• BRIEF: Line count for "panel": tally the lines of the records below that contain it, and give only that number.

○ ○ ○

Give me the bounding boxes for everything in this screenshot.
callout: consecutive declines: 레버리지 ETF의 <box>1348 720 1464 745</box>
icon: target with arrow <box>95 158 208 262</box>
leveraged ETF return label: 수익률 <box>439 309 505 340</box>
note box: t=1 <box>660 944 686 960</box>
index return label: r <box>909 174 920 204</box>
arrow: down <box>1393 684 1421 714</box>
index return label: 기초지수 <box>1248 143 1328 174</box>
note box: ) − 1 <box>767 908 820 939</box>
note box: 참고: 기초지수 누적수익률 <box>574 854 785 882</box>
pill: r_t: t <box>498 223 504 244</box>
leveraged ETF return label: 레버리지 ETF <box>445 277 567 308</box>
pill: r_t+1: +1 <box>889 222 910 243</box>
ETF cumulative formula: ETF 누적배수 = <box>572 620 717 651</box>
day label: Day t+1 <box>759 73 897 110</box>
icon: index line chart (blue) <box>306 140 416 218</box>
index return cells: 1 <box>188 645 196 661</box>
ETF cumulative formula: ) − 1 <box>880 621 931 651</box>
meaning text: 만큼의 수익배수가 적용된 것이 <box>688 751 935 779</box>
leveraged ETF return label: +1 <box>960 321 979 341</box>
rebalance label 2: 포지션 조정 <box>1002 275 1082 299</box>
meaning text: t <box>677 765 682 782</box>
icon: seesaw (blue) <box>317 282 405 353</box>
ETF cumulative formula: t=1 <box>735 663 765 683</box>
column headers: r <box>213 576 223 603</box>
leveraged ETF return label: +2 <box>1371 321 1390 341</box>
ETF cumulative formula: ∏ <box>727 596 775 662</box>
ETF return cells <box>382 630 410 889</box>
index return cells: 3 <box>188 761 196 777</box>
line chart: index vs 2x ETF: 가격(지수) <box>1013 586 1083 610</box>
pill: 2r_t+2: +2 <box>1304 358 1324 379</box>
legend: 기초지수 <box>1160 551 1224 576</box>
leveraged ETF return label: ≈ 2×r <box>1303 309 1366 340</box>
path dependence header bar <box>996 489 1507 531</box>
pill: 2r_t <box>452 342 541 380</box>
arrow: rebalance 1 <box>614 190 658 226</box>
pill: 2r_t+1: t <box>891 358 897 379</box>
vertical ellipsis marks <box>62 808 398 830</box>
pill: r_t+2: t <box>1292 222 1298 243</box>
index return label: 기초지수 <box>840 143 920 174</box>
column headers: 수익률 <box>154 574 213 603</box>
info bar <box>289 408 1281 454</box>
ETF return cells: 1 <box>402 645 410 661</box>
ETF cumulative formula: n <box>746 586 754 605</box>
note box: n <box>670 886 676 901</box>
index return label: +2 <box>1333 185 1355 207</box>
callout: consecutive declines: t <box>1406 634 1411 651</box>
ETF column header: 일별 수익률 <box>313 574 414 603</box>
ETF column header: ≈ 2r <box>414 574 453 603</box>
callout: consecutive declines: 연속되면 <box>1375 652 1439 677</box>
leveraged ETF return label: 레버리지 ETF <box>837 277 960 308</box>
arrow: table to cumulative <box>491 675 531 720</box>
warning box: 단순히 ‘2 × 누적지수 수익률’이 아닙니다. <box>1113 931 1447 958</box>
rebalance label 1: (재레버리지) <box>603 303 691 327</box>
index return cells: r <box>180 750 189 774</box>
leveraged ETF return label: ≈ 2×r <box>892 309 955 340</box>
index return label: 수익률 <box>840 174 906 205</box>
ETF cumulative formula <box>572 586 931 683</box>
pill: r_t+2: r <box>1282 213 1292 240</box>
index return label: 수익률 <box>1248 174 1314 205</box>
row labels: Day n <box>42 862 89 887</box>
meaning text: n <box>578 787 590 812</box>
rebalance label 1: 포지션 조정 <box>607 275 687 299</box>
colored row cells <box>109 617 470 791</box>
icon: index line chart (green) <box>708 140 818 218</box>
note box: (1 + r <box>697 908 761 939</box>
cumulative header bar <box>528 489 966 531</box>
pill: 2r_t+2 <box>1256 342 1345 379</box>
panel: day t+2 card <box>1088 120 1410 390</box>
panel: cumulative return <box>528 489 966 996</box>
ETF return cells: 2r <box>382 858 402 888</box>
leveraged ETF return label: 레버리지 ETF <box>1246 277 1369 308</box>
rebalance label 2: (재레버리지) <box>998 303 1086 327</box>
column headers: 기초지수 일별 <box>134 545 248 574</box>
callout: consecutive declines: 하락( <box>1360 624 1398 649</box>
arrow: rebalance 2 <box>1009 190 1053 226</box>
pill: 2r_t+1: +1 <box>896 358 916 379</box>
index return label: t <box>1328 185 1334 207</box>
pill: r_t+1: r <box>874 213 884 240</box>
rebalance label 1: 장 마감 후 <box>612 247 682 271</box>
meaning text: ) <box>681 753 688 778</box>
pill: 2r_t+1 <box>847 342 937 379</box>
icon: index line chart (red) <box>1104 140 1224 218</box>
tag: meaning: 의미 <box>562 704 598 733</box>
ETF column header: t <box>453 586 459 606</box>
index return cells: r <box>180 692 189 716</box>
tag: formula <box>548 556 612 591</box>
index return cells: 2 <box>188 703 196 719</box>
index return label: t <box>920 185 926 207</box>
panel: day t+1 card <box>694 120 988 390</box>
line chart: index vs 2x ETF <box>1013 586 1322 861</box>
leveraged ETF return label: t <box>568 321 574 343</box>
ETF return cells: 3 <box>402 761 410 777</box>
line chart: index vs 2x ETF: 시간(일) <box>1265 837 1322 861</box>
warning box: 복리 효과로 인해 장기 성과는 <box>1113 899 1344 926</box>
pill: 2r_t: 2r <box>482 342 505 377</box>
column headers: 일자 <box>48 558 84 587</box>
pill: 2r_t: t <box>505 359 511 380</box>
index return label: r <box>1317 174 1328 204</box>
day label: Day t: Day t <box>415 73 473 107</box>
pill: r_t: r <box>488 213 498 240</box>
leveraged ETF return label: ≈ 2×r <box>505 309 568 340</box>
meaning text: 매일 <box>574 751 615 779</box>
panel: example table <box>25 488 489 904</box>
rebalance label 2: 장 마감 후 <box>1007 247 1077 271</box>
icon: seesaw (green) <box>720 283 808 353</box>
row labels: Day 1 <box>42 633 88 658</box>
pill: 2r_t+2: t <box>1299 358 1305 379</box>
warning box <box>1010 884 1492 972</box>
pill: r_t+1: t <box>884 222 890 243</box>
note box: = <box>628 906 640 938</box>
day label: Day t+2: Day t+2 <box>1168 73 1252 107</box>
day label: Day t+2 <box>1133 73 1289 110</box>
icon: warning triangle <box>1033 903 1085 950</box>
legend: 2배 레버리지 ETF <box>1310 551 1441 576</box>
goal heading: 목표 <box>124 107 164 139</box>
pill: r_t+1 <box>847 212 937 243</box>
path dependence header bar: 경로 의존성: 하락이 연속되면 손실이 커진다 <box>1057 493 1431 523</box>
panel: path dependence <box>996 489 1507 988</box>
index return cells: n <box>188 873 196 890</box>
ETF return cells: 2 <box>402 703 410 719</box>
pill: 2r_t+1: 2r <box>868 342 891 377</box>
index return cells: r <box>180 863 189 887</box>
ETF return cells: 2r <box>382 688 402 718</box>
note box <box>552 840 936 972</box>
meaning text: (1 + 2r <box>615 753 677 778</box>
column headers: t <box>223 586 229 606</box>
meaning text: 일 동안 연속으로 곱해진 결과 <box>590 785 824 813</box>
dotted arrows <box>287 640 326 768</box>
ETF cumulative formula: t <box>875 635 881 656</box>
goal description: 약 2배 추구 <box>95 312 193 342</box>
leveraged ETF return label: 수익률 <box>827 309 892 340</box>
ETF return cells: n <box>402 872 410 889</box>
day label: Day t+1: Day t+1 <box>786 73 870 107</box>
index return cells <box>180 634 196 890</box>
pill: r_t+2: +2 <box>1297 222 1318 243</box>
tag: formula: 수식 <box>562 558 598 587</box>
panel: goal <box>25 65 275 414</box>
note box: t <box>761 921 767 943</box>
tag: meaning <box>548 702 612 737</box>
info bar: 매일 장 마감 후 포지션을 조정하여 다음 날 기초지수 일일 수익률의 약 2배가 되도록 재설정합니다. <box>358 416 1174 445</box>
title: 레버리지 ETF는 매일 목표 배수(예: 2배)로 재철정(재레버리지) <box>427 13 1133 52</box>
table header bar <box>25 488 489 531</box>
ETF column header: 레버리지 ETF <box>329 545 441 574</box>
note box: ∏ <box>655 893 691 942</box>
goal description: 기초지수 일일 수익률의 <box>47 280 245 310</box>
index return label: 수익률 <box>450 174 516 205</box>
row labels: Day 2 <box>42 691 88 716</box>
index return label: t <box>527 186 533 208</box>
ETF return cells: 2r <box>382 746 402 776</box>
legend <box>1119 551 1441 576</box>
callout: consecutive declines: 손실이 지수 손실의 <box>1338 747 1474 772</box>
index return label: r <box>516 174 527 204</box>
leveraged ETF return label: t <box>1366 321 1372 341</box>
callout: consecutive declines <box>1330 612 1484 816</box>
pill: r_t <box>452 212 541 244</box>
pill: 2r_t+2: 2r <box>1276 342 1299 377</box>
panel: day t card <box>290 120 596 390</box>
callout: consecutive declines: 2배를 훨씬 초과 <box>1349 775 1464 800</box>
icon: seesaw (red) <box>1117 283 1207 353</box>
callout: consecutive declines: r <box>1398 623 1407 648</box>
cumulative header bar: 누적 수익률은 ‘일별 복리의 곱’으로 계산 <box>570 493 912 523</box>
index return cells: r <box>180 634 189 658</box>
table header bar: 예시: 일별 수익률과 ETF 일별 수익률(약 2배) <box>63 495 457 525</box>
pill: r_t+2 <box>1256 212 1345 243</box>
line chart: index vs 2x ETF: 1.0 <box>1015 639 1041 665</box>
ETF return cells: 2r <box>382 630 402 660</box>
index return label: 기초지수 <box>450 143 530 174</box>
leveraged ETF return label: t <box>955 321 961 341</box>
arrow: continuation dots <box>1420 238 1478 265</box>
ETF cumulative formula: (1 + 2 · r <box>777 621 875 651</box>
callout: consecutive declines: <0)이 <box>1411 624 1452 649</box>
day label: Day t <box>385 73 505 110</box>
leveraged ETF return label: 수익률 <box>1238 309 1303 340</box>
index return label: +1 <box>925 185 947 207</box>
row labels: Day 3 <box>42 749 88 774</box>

○ ○ ○

• RESPONSE FOR THIS EXERCISE: 7